Stored entries:
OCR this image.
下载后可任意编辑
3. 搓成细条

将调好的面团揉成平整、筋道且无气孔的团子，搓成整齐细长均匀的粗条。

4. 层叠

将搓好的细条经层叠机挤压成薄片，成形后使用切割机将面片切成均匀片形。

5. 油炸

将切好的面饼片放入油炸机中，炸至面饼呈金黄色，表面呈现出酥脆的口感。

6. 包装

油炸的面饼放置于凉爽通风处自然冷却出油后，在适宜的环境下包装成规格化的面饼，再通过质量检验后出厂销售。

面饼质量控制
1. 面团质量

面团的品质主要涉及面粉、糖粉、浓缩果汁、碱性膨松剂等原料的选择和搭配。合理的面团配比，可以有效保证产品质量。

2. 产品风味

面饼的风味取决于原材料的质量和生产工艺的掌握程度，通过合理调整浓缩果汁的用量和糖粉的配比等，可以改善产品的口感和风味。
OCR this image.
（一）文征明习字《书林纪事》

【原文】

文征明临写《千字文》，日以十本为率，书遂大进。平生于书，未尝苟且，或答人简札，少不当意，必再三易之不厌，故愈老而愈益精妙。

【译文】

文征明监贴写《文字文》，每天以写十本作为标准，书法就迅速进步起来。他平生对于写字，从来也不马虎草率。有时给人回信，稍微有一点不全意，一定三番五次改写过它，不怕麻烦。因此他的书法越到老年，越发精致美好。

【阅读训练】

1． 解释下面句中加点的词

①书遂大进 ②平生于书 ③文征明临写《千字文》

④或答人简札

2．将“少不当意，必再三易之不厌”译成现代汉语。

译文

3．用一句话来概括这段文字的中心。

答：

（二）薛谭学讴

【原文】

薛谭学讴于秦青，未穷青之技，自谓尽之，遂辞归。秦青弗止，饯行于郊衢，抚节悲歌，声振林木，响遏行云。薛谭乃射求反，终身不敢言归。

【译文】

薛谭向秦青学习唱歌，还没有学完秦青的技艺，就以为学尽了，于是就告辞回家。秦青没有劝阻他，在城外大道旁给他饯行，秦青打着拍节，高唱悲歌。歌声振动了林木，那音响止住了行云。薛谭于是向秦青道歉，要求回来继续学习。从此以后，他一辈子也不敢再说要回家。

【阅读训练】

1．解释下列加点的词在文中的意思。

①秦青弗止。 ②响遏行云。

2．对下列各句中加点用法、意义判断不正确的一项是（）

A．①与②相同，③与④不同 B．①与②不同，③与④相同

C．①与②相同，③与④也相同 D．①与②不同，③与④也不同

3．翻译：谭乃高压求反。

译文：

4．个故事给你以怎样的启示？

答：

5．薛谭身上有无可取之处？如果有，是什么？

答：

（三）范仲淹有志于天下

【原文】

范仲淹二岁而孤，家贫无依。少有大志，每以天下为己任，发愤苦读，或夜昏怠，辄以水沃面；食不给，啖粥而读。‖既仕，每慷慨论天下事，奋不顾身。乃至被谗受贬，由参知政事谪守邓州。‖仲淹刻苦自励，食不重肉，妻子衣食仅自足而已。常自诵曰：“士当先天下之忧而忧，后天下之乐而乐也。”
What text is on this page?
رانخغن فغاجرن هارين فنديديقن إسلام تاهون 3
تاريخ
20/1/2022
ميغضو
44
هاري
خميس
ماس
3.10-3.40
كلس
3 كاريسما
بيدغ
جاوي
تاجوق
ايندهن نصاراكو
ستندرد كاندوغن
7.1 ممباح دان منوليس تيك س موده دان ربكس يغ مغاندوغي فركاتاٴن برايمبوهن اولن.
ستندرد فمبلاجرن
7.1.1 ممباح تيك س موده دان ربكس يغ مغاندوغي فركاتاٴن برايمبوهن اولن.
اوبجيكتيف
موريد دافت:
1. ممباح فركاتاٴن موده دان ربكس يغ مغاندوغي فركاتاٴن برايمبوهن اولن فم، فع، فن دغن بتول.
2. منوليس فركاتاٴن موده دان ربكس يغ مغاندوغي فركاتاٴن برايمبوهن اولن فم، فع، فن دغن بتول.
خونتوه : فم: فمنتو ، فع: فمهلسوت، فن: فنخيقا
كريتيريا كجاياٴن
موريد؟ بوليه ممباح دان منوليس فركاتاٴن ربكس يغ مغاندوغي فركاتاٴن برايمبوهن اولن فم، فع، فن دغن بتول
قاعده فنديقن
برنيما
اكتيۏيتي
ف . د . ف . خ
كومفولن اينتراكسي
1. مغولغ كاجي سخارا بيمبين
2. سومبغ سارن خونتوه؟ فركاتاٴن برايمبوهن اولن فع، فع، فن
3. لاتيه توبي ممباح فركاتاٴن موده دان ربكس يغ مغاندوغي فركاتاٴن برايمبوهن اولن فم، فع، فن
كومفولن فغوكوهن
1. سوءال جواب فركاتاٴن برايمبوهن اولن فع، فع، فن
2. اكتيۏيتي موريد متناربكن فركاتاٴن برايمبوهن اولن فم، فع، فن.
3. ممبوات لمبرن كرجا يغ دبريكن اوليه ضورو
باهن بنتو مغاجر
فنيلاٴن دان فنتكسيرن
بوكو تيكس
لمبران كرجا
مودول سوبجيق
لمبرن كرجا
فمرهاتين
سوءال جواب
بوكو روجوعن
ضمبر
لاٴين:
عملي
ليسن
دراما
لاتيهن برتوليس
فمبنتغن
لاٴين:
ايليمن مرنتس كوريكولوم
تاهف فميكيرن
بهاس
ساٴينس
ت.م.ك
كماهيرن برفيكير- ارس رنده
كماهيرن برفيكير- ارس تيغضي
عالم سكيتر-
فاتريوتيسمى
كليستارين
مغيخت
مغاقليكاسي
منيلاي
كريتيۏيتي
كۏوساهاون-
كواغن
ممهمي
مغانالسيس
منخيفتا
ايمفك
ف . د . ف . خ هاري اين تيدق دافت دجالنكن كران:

Short task: Copy every record exactly as presented.

The reply:
OCR this image.
下载后可任意编辑
3. 搓成细条

将调好的面团揉成平整、筋道且无气孔的团子，搓成整齐细长均匀的粗条。

4. 层叠

将搓好的细条经层叠机挤压成薄片，成形后使用切割机将面片切成均匀片形。

5. 油炸

将切好的面饼片放入油炸机中，炸至面饼呈金黄色，表面呈现出酥脆的口感。

6. 包装

油炸的面饼放置于凉爽通风处自然冷却出油后，在适宜的环境下包装成规格化的面饼，再通过质量检验后出厂销售。

面饼质量控制
1. 面团质量

面团的品质主要涉及面粉、糖粉、浓缩果汁、碱性膨松剂等原料的选择和搭配。合理的面团配比，可以有效保证产品质量。

2. 产品风味

面饼的风味取决于原材料的质量和生产工艺的掌握程度，通过合理调整浓缩果汁的用量和糖粉的配比等，可以改善产品的口感和风味。
OCR this image.
（一）文征明习字《书林纪事》

【原文】

文征明临写《千字文》，日以十本为率，书遂大进。平生于书，未尝苟且，或答人简札，少不当意，必再三易之不厌，故愈老而愈益精妙。

【译文】

文征明监贴写《文字文》，每天以写十本作为标准，书法就迅速进步起来。他平生对于写字，从来也不马虎草率。有时给人回信，稍微有一点不全意，一定三番五次改写过它，不怕麻烦。因此他的书法越到老年，越发精致美好。

【阅读训练】

1． 解释下面句中加点的词

①书遂大进 ②平生于书 ③文征明临写《千字文》

④或答人简札

2．将“少不当意，必再三易之不厌”译成现代汉语。

译文

3．用一句话来概括这段文字的中心。

答：

（二）薛谭学讴

【原文】

薛谭学讴于秦青，未穷青之技，自谓尽之，遂辞归。秦青弗止，饯行于郊衢，抚节悲歌，声振林木，响遏行云。薛谭乃射求反，终身不敢言归。

【译文】

薛谭向秦青学习唱歌，还没有学完秦青的技艺，就以为学尽了，于是就告辞回家。秦青没有劝阻他，在城外大道旁给他饯行，秦青打着拍节，高唱悲歌。歌声振动了林木，那音响止住了行云。薛谭于是向秦青道歉，要求回来继续学习。从此以后，他一辈子也不敢再说要回家。

【阅读训练】

1．解释下列加点的词在文中的意思。

①秦青弗止。 ②响遏行云。

2．对下列各句中加点用法、意义判断不正确的一项是（）

A．①与②相同，③与④不同 B．①与②不同，③与④相同

C．①与②相同，③与④也相同 D．①与②不同，③与④也不同

3．翻译：谭乃高压求反。

译文：

4．个故事给你以怎样的启示？

答：

5．薛谭身上有无可取之处？如果有，是什么？

答：

（三）范仲淹有志于天下

【原文】

范仲淹二岁而孤，家贫无依。少有大志，每以天下为己任，发愤苦读，或夜昏怠，辄以水沃面；食不给，啖粥而读。‖既仕，每慷慨论天下事，奋不顾身。乃至被谗受贬，由参知政事谪守邓州。‖仲淹刻苦自励，食不重肉，妻子衣食仅自足而已。常自诵曰：“士当先天下之忧而忧，后天下之乐而乐也。”
What text is on this page?
رانخغن فغاجرن هارين فنديديقن إسلام تاهون 3
تاريخ
20/1/2022
ميغضو
44
هاري
خميس
ماس
3.10-3.40
كلس
3 كاريسما
بيدغ
جاوي
تاجوق
ايندهن نصاراكو
ستندرد كاندوغن
7.1 ممباح دان منوليس تيك س موده دان ربكس يغ مغاندوغي فركاتاٴن برايمبوهن اولن.
ستندرد فمبلاجرن
7.1.1 ممباح تيك س موده دان ربكس يغ مغاندوغي فركاتاٴن برايمبوهن اولن.
اوبجيكتيف
موريد دافت:
1. ممباح فركاتاٴن موده دان ربكس يغ مغاندوغي فركاتاٴن برايمبوهن اولن فم، فع، فن دغن بتول.
2. منوليس فركاتاٴن موده دان ربكس يغ مغاندوغي فركاتاٴن برايمبوهن اولن فم، فع، فن دغن بتول.
خونتوه : فم: فمنتو ، فع: فمهلسوت، فن: فنخيقا
كريتيريا كجاياٴن
موريد؟ بوليه ممباح دان منوليس فركاتاٴن ربكس يغ مغاندوغي فركاتاٴن برايمبوهن اولن فم، فع، فن دغن بتول
قاعده فنديقن
برنيما
اكتيۏيتي
ف . د . ف . خ
كومفولن اينتراكسي
1. مغولغ كاجي سخارا بيمبين
2. سومبغ سارن خونتوه؟ فركاتاٴن برايمبوهن اولن فع، فع، فن
3. لاتيه توبي ممباح فركاتاٴن موده دان ربكس يغ مغاندوغي فركاتاٴن برايمبوهن اولن فم، فع، فن
كومفولن فغوكوهن
1. سوءال جواب فركاتاٴن برايمبوهن اولن فع، فع، فن
2. اكتيۏيتي موريد متناربكن فركاتاٴن برايمبوهن اولن فم، فع، فن.
3. ممبوات لمبرن كرجا يغ دبريكن اوليه ضورو
باهن بنتو مغاجر
فنيلاٴن دان فنتكسيرن
بوكو تيكس
لمبران كرجا
مودول سوبجيق
لمبرن كرجا
فمرهاتين
سوءال جواب
بوكو روجوعن
ضمبر
لاٴين:
عملي
ليسن
دراما
لاتيهن برتوليس
فمبنتغن
لاٴين:
ايليمن مرنتس كوريكولوم
تاهف فميكيرن
بهاس
ساٴينس
ت.م.ك
كماهيرن برفيكير- ارس رنده
كماهيرن برفيكير- ارس تيغضي
عالم سكيتر-
فاتريوتيسمى
كليستارين
مغيخت
مغاقليكاسي
منيلاي
كريتيۏيتي
كۏوساهاون-
كواغن
ممهمي
مغانالسيس
منخيفتا
ايمفك
ف . د . ف . خ هاري اين تيدق دافت دجالنكن كران:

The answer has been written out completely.